Materials provided

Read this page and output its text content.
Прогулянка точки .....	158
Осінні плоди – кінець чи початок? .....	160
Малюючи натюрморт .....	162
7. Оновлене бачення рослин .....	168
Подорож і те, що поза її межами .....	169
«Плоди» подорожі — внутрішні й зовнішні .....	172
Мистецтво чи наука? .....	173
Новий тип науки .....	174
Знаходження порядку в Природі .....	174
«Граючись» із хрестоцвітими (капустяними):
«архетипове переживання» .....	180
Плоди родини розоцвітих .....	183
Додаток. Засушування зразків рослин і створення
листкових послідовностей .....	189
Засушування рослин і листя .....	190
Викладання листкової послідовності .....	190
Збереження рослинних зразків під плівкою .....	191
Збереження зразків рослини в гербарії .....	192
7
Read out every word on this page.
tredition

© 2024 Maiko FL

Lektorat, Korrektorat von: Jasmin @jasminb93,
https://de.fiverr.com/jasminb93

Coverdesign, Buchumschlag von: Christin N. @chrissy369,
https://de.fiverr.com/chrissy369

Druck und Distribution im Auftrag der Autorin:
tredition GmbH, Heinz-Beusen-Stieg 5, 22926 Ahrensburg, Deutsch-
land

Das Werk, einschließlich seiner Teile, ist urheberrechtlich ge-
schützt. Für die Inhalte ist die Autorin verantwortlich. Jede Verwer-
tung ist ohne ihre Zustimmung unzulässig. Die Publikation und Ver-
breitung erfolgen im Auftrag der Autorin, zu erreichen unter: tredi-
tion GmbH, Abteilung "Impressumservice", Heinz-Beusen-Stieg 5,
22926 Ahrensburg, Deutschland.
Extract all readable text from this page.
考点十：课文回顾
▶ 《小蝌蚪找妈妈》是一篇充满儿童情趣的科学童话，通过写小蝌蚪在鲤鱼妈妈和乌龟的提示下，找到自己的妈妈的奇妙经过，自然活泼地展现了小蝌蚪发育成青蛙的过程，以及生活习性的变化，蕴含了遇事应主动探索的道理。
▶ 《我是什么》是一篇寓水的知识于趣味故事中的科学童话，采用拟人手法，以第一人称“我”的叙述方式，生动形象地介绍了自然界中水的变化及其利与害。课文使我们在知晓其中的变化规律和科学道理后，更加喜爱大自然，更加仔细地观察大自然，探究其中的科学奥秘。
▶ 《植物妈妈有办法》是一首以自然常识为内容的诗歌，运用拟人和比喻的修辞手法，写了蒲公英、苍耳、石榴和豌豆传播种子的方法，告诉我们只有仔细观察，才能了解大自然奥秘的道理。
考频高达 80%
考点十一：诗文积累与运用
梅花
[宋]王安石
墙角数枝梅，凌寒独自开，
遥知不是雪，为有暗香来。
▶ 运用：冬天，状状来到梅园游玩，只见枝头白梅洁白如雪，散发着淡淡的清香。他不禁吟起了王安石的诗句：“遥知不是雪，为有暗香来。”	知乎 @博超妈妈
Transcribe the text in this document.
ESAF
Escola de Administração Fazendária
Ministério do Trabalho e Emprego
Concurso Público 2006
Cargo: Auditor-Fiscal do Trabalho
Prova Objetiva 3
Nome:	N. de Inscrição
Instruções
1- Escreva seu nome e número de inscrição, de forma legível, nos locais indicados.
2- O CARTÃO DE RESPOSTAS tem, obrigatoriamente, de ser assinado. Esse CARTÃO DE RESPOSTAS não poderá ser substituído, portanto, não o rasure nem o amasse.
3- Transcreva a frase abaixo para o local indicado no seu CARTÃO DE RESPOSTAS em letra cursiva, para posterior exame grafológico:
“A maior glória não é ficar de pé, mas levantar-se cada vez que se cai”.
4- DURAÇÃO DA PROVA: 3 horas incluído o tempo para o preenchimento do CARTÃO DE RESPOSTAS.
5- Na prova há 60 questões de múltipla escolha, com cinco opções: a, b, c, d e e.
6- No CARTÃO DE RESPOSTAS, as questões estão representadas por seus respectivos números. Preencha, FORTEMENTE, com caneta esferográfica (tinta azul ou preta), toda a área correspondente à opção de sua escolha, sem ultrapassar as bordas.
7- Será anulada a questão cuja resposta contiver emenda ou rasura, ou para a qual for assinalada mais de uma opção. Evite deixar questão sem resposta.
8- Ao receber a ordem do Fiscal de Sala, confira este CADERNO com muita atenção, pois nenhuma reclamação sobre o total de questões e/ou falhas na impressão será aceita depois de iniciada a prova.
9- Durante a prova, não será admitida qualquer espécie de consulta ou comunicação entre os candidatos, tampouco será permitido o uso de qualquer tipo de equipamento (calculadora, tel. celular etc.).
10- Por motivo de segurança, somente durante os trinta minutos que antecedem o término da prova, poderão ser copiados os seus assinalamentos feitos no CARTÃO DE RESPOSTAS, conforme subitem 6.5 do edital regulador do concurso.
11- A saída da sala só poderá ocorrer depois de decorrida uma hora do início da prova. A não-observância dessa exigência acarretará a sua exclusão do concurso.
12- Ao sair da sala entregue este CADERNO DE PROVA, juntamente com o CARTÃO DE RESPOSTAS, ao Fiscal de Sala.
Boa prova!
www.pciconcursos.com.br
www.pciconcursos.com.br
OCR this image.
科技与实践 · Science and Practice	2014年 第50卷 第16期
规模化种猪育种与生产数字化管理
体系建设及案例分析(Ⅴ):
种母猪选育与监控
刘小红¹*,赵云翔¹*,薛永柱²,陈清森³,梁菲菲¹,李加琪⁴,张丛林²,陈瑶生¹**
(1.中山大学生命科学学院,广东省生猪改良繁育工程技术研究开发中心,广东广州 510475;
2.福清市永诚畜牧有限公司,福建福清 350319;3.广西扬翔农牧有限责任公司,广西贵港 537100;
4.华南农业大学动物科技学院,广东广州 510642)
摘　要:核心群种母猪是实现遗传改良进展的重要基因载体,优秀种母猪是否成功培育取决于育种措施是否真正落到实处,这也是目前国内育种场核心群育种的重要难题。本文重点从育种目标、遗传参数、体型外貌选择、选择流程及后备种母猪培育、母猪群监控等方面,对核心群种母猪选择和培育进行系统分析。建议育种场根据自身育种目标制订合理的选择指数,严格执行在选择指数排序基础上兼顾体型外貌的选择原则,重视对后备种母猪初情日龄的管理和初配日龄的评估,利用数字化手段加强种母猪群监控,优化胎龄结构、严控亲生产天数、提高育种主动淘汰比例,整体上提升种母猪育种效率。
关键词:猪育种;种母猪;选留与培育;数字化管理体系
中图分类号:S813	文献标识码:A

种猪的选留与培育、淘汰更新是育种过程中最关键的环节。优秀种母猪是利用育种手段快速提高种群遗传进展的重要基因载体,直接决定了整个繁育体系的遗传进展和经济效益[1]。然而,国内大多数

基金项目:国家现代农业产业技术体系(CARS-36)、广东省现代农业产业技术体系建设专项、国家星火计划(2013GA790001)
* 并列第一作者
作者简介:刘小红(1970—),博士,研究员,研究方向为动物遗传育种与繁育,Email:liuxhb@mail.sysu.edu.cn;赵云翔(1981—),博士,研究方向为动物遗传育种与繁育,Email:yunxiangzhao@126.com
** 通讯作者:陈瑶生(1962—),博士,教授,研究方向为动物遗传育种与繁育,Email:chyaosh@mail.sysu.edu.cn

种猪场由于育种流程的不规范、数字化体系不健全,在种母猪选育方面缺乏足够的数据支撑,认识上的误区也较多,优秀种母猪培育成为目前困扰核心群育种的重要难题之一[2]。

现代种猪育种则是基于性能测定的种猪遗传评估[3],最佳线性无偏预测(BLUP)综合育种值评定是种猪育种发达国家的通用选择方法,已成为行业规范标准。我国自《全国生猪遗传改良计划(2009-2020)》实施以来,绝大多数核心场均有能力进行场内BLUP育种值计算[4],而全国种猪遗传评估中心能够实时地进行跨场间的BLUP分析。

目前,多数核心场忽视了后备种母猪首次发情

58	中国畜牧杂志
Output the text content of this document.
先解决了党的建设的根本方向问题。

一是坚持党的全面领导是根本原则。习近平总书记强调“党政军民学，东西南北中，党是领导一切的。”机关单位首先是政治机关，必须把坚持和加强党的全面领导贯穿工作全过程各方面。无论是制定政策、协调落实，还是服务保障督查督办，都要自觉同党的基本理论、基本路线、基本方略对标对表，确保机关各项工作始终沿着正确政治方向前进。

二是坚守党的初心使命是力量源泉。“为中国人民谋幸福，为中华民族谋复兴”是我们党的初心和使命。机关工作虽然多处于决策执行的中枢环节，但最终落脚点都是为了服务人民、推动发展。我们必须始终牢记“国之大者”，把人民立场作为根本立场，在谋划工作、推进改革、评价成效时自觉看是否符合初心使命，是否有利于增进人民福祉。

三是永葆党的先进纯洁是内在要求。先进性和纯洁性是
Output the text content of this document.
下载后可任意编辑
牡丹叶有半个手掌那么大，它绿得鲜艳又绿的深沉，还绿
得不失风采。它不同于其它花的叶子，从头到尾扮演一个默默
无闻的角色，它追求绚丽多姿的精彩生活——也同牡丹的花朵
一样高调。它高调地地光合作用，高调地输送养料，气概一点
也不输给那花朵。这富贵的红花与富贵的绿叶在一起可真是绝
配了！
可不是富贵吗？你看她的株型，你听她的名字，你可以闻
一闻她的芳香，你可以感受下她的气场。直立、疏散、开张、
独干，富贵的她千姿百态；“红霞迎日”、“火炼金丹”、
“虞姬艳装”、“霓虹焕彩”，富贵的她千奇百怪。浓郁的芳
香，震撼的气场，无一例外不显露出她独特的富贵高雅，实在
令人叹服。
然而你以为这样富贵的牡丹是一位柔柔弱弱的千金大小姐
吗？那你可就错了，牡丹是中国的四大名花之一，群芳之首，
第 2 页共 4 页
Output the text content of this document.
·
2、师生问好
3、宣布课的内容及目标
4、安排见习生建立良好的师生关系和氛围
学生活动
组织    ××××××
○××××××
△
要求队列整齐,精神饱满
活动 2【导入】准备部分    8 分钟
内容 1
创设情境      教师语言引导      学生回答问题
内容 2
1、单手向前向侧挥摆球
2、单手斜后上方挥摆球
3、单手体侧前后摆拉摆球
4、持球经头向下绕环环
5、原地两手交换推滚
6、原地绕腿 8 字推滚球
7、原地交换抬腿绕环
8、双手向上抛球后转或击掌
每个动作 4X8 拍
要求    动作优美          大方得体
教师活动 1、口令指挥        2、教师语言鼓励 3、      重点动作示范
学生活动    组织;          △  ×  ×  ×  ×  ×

Given task
Return every line of the preceding records in which the word "Trabalho" appears.

Reply to the task
Ministério do Trabalho e Emprego
Cargo: Auditor-Fiscal do Trabalho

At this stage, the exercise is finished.